▸ Task brief
Write out the listing beneath this instruction in its entirety, exactly as it reads.

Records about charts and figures
==*==

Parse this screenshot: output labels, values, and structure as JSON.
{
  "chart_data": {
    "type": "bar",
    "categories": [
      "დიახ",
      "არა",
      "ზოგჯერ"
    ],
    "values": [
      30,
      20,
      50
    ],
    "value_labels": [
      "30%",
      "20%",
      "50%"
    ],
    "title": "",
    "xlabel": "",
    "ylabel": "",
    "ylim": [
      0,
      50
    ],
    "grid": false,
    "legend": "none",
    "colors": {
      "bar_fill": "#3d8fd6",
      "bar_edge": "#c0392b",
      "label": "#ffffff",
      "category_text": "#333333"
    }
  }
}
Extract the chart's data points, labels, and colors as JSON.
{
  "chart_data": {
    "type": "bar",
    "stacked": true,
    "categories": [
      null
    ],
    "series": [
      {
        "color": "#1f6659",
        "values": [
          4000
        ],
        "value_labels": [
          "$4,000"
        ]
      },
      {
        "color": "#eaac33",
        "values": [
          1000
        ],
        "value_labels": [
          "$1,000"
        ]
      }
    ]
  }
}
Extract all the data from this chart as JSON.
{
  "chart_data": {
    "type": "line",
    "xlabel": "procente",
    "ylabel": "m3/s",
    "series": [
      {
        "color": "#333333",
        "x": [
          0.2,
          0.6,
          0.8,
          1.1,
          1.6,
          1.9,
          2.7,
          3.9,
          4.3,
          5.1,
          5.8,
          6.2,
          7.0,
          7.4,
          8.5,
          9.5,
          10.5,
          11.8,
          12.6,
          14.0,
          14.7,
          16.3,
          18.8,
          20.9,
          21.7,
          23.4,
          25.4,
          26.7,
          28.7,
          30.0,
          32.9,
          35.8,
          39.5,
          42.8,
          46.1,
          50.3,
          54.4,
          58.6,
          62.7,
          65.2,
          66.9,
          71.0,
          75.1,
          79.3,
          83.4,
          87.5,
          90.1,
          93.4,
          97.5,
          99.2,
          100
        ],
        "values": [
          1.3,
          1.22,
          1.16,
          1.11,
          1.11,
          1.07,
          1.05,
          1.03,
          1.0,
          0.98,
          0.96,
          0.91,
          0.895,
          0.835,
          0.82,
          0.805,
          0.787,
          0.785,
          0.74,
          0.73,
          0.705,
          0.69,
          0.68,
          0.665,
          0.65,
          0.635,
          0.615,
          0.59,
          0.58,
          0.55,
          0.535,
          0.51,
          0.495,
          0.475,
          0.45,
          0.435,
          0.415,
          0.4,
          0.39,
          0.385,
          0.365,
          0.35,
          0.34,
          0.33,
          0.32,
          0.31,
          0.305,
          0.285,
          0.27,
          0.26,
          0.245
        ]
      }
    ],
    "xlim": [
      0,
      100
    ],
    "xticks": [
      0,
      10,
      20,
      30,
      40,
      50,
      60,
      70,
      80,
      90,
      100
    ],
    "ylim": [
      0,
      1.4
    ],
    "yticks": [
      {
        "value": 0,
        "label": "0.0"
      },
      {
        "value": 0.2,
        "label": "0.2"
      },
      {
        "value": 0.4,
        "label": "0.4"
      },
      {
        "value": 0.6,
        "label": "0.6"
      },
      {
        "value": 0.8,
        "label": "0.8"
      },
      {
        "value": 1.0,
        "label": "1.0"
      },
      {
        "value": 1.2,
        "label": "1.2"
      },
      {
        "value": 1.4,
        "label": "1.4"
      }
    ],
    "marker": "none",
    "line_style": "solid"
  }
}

==*==

▸ The solution
Parse this screenshot: output labels, values, and structure as JSON.
{
  "chart_data": {
    "type": "bar",
    "categories": [
      "დიახ",
      "არა",
      "ზოგჯერ"
    ],
    "values": [
      30,
      20,
      50
    ],
    "value_labels": [
      "30%",
      "20%",
      "50%"
    ],
    "title": "",
    "xlabel": "",
    "ylabel": "",
    "ylim": [
      0,
      50
    ],
    "grid": false,
    "legend": "none",
    "colors": {
      "bar_fill": "#3d8fd6",
      "bar_edge": "#c0392b",
      "label": "#ffffff",
      "category_text": "#333333"
    }
  }
}
Extract the chart's data points, labels, and colors as JSON.
{
  "chart_data": {
    "type": "bar",
    "stacked": true,
    "categories": [
      null
    ],
    "series": [
      {
        "color": "#1f6659",
        "values": [
          4000
        ],
        "value_labels": [
          "$4,000"
        ]
      },
      {
        "color": "#eaac33",
        "values": [
          1000
        ],
        "value_labels": [
          "$1,000"
        ]
      }
    ]
  }
}
Extract all the data from this chart as JSON.
{
  "chart_data": {
    "type": "line",
    "xlabel": "procente",
    "ylabel": "m3/s",
    "series": [
      {
        "color": "#333333",
        "x": [
          0.2,
          0.6,
          0.8,
          1.1,
          1.6,
          1.9,
          2.7,
          3.9,
          4.3,
          5.1,
          5.8,
          6.2,
          7.0,
          7.4,
          8.5,
          9.5,
          10.5,
          11.8,
          12.6,
          14.0,
          14.7,
          16.3,
          18.8,
          20.9,
          21.7,
          23.4,
          25.4,
          26.7,
          28.7,
          30.0,
          32.9,
          35.8,
          39.5,
          42.8,
          46.1,
          50.3,
          54.4,
          58.6,
          62.7,
          65.2,
          66.9,
          71.0,
          75.1,
          79.3,
          83.4,
          87.5,
          90.1,
          93.4,
          97.5,
          99.2,
          100
        ],
        "values": [
          1.3,
          1.22,
          1.16,
          1.11,
          1.11,
          1.07,
          1.05,
          1.03,
          1.0,
          0.98,
          0.96,
          0.91,
          0.895,
          0.835,
          0.82,
          0.805,
          0.787,
          0.785,
          0.74,
          0.73,
          0.705,
          0.69,
          0.68,
          0.665,
          0.65,
          0.635,
          0.615,
          0.59,
          0.58,
          0.55,
          0.535,
          0.51,
          0.495,
          0.475,
          0.45,
          0.435,
          0.415,
          0.4,
          0.39,
          0.385,
          0.365,
          0.35,
          0.34,
          0.33,
          0.32,
          0.31,
          0.305,
          0.285,
          0.27,
          0.26,
          0.245
        ]
      }
    ],
    "xlim": [
      0,
      100
    ],
    "xticks": [
      0,
      10,
      20,
      30,
      40,
      50,
      60,
      70,
      80,
      90,
      100
    ],
    "ylim": [
      0,
      1.4
    ],
    "yticks": [
      {
        "value": 0,
        "label": "0.0"
      },
      {
        "value": 0.2,
        "label": "0.2"
      },
      {
        "value": 0.4,
        "label": "0.4"
      },
      {
        "value": 0.6,
        "label": "0.6"
      },
      {
        "value": 0.8,
        "label": "0.8"
      },
      {
        "value": 1.0,
        "label": "1.0"
      },
      {
        "value": 1.2,
        "label": "1.2"
      },
      {
        "value": 1.4,
        "label": "1.4"
      }
    ],
    "marker": "none",
    "line_style": "solid"
  }
}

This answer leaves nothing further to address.